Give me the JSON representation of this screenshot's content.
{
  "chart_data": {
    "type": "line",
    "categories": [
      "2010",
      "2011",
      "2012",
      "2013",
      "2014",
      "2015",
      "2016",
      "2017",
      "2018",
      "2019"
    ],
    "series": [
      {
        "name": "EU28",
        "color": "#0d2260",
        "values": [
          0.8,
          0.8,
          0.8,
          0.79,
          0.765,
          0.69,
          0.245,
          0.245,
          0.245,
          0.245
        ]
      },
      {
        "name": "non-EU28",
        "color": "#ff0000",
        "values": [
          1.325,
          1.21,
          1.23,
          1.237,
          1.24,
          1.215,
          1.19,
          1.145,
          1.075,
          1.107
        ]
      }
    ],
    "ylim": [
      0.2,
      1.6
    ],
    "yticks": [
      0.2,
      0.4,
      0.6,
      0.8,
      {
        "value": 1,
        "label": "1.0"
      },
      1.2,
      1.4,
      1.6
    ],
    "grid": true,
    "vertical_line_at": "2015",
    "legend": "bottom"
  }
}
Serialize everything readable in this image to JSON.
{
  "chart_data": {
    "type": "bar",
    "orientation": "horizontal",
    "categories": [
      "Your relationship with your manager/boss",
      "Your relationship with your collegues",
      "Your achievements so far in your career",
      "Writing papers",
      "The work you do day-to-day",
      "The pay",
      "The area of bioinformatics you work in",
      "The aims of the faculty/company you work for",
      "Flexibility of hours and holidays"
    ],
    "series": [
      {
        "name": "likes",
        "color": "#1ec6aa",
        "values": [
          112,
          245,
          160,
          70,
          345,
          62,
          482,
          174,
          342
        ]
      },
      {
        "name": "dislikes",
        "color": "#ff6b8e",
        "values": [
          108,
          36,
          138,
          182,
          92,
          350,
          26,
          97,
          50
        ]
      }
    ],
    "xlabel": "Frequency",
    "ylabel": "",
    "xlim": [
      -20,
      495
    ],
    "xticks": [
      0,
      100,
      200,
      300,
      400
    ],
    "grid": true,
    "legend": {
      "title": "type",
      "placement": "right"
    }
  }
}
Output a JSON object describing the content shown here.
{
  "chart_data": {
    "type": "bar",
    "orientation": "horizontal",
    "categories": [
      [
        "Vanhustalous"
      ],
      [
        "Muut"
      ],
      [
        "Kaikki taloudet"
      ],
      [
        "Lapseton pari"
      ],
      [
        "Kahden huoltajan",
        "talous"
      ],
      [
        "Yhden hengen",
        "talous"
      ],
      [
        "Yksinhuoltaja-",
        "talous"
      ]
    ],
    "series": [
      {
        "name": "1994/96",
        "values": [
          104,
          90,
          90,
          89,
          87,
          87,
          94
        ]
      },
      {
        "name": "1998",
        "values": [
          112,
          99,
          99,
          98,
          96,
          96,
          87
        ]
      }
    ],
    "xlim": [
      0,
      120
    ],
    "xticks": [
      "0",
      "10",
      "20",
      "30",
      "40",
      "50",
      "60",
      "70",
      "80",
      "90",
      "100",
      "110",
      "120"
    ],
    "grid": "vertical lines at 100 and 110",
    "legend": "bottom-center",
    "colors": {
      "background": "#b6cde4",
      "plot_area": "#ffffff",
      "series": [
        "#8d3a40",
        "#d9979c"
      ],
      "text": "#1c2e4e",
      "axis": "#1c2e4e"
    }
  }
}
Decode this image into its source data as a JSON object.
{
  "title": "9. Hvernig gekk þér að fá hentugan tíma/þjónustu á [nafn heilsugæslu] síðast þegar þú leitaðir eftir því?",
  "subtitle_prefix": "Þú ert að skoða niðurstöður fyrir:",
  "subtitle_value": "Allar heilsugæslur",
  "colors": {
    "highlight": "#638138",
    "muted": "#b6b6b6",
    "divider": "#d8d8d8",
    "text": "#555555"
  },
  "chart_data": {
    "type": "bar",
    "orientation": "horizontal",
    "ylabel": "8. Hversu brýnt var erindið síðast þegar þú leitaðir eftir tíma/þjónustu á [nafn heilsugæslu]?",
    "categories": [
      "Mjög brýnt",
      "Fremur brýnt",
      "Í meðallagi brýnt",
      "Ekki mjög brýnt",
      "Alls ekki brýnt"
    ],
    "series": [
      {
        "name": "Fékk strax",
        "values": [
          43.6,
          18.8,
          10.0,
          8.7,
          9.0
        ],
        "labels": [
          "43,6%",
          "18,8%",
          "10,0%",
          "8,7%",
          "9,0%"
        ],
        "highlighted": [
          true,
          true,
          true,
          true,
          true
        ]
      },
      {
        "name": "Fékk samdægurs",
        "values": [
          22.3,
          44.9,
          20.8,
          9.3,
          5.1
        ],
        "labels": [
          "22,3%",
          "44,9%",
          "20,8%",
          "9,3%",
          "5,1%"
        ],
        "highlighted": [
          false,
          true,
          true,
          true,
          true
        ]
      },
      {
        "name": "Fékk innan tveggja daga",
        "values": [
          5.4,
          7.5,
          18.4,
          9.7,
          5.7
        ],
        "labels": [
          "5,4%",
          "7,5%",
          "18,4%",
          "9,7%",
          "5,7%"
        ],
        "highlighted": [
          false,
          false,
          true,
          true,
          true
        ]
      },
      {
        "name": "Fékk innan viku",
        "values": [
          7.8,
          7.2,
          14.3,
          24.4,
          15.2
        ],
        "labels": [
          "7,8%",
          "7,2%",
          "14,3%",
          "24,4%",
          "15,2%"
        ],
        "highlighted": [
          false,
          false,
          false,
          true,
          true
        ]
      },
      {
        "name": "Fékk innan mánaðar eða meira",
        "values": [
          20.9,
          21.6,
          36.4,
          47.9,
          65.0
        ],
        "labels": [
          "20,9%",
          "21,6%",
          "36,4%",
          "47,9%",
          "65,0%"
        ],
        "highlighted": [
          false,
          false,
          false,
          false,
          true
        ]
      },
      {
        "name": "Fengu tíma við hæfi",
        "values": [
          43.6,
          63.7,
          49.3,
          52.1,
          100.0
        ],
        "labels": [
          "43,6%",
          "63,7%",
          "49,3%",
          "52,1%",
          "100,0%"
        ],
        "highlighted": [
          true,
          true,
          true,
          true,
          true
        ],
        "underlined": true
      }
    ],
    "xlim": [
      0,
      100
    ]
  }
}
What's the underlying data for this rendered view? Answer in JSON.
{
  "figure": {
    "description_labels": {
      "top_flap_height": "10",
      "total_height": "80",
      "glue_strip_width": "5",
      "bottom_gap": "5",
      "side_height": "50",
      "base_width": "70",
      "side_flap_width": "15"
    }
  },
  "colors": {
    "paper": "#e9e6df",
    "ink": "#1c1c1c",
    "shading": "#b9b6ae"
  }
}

What you need to do: From the records given above, copy all lines containing "image".

Task output:
Serialize everything readable in this image to JSON.
Decode this image into its source data as a JSON object.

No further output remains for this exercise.